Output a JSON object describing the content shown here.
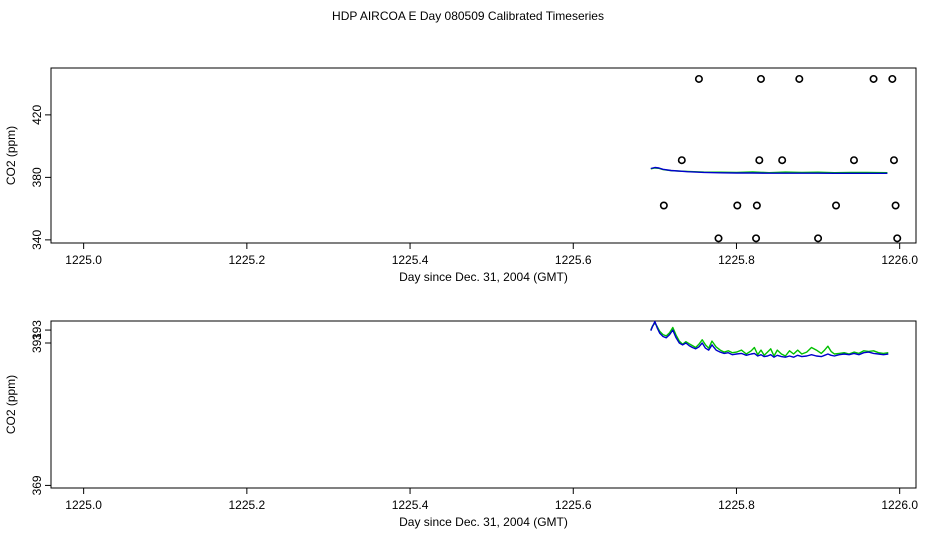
{
  "colors": {
    "green_series": "#00c000",
    "blue_series": "#0000cc",
    "axis": "#000000"
  },
  "chart_data": [
    {
      "type": "line",
      "title": "HDP AIRCOA E  Day 080509  Calibrated Timeseries",
      "xlabel": "Day since Dec. 31, 2004 (GMT)",
      "ylabel": "CO2 (ppm)",
      "xlim": [
        1224.96,
        1226.02
      ],
      "ylim": [
        338,
        450
      ],
      "xticks": [
        "1225.0",
        "1225.2",
        "1225.4",
        "1225.6",
        "1225.8",
        "1226.0"
      ],
      "yticks": [
        "340",
        "380",
        "420"
      ],
      "scatter_points": [
        {
          "x": 1225.754,
          "y": 443
        },
        {
          "x": 1225.83,
          "y": 443
        },
        {
          "x": 1225.877,
          "y": 443
        },
        {
          "x": 1225.968,
          "y": 443
        },
        {
          "x": 1225.991,
          "y": 443
        },
        {
          "x": 1225.733,
          "y": 391
        },
        {
          "x": 1225.828,
          "y": 391
        },
        {
          "x": 1225.856,
          "y": 391
        },
        {
          "x": 1225.944,
          "y": 391
        },
        {
          "x": 1225.993,
          "y": 391
        },
        {
          "x": 1225.711,
          "y": 362
        },
        {
          "x": 1225.801,
          "y": 362
        },
        {
          "x": 1225.825,
          "y": 362
        },
        {
          "x": 1225.922,
          "y": 362
        },
        {
          "x": 1225.995,
          "y": 362
        },
        {
          "x": 1225.778,
          "y": 341
        },
        {
          "x": 1225.824,
          "y": 341
        },
        {
          "x": 1225.9,
          "y": 341
        },
        {
          "x": 1225.997,
          "y": 341
        }
      ],
      "series": [
        {
          "name": "green",
          "x": [
            1225.695,
            1225.7,
            1225.705,
            1225.71,
            1225.72,
            1225.74,
            1225.76,
            1225.78,
            1225.8,
            1225.82,
            1225.84,
            1225.86,
            1225.88,
            1225.9,
            1225.92,
            1225.94,
            1225.96,
            1225.985
          ],
          "y": [
            385.5,
            386.0,
            385.8,
            385.0,
            384.3,
            383.8,
            383.4,
            383.3,
            383.2,
            383.5,
            383.0,
            383.4,
            383.1,
            383.3,
            383.0,
            383.2,
            383.1,
            383.0
          ]
        },
        {
          "name": "blue",
          "x": [
            1225.695,
            1225.7,
            1225.705,
            1225.71,
            1225.72,
            1225.74,
            1225.76,
            1225.78,
            1225.8,
            1225.82,
            1225.84,
            1225.86,
            1225.88,
            1225.9,
            1225.92,
            1225.94,
            1225.96,
            1225.985
          ],
          "y": [
            385.7,
            386.3,
            386.0,
            385.2,
            384.4,
            383.6,
            383.2,
            382.9,
            382.8,
            382.8,
            382.7,
            382.7,
            382.7,
            382.7,
            382.6,
            382.6,
            382.6,
            382.6
          ]
        }
      ]
    },
    {
      "type": "line",
      "title": "",
      "xlabel": "Day since Dec. 31, 2004 (GMT)",
      "ylabel": "CO2 (ppm)",
      "xlim": [
        1224.96,
        1226.02
      ],
      "ylim": [
        368.6,
        394.4
      ],
      "xticks": [
        "1225.0",
        "1225.2",
        "1225.4",
        "1225.6",
        "1225.8",
        "1226.0"
      ],
      "yticks": [
        "369",
        "391",
        "393"
      ],
      "series": [
        {
          "name": "green",
          "x": [
            1225.695,
            1225.697,
            1225.7,
            1225.703,
            1225.706,
            1225.71,
            1225.714,
            1225.718,
            1225.722,
            1225.726,
            1225.73,
            1225.734,
            1225.738,
            1225.742,
            1225.746,
            1225.75,
            1225.754,
            1225.758,
            1225.762,
            1225.766,
            1225.77,
            1225.775,
            1225.78,
            1225.785,
            1225.79,
            1225.795,
            1225.8,
            1225.806,
            1225.812,
            1225.818,
            1225.822,
            1225.826,
            1225.83,
            1225.834,
            1225.838,
            1225.842,
            1225.846,
            1225.85,
            1225.855,
            1225.86,
            1225.865,
            1225.87,
            1225.875,
            1225.88,
            1225.886,
            1225.892,
            1225.898,
            1225.904,
            1225.908,
            1225.912,
            1225.916,
            1225.92,
            1225.926,
            1225.932,
            1225.938,
            1225.944,
            1225.95,
            1225.956,
            1225.962,
            1225.968,
            1225.974,
            1225.98,
            1225.986
          ],
          "y": [
            393.0,
            393.6,
            394.1,
            393.5,
            392.8,
            392.3,
            392.1,
            392.6,
            393.4,
            392.2,
            391.3,
            390.8,
            391.2,
            390.9,
            390.6,
            390.3,
            390.8,
            391.5,
            390.7,
            390.2,
            391.3,
            390.4,
            389.9,
            389.6,
            389.8,
            389.5,
            389.6,
            389.9,
            389.3,
            389.8,
            390.3,
            389.2,
            389.9,
            389.1,
            389.6,
            390.1,
            389.0,
            389.9,
            389.3,
            389.0,
            389.8,
            389.3,
            389.9,
            389.3,
            389.6,
            390.3,
            389.9,
            389.4,
            389.9,
            390.5,
            389.7,
            389.3,
            389.4,
            389.5,
            389.3,
            389.6,
            389.4,
            389.8,
            389.7,
            389.8,
            389.5,
            389.4,
            389.5
          ]
        },
        {
          "name": "blue",
          "x": [
            1225.695,
            1225.697,
            1225.7,
            1225.703,
            1225.706,
            1225.71,
            1225.714,
            1225.718,
            1225.722,
            1225.726,
            1225.73,
            1225.734,
            1225.738,
            1225.742,
            1225.746,
            1225.75,
            1225.754,
            1225.758,
            1225.762,
            1225.766,
            1225.77,
            1225.775,
            1225.78,
            1225.785,
            1225.79,
            1225.795,
            1225.8,
            1225.806,
            1225.812,
            1225.818,
            1225.822,
            1225.826,
            1225.83,
            1225.834,
            1225.838,
            1225.842,
            1225.846,
            1225.85,
            1225.855,
            1225.86,
            1225.865,
            1225.87,
            1225.875,
            1225.88,
            1225.886,
            1225.892,
            1225.898,
            1225.904,
            1225.908,
            1225.912,
            1225.916,
            1225.92,
            1225.926,
            1225.932,
            1225.938,
            1225.944,
            1225.95,
            1225.956,
            1225.962,
            1225.968,
            1225.974,
            1225.98,
            1225.986
          ],
          "y": [
            392.9,
            393.5,
            394.3,
            393.3,
            392.5,
            392.0,
            391.8,
            392.3,
            393.0,
            391.8,
            391.0,
            390.7,
            391.0,
            390.6,
            390.3,
            390.1,
            390.4,
            391.0,
            390.2,
            389.9,
            390.7,
            389.9,
            389.6,
            389.4,
            389.5,
            389.2,
            389.3,
            389.4,
            389.1,
            389.3,
            389.4,
            389.0,
            389.2,
            388.9,
            389.0,
            389.2,
            388.8,
            389.1,
            388.9,
            388.8,
            389.0,
            388.8,
            389.1,
            388.9,
            389.0,
            389.2,
            389.0,
            388.9,
            389.1,
            389.3,
            389.1,
            389.0,
            389.2,
            389.3,
            389.2,
            389.4,
            389.2,
            389.5,
            389.6,
            389.4,
            389.3,
            389.2,
            389.3
          ]
        }
      ]
    }
  ]
}
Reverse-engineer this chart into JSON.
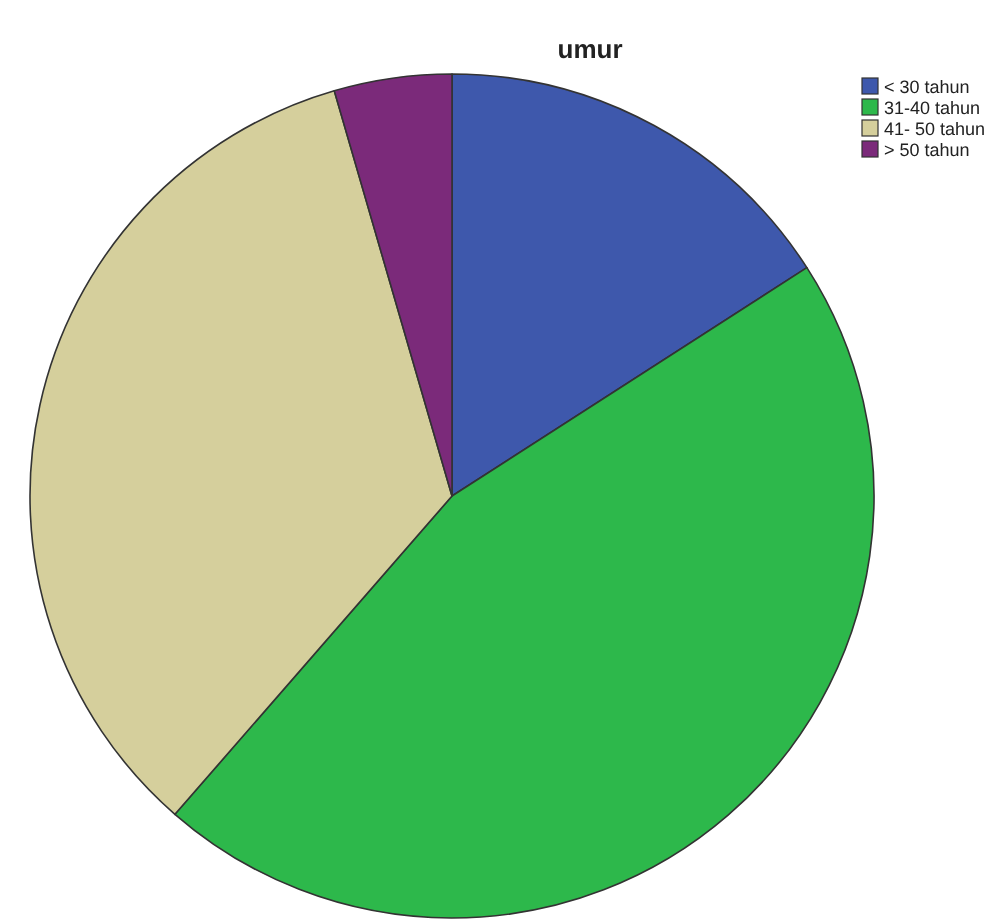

————————

• WHAT THE TASK ASKS: Take every line from the data that contains the word "title".

• SOLUTION TO THE PROBLEM:
      "title": "HDP AIRCOA E  Day 080509  Calibrated Timeseries",
      "title": "",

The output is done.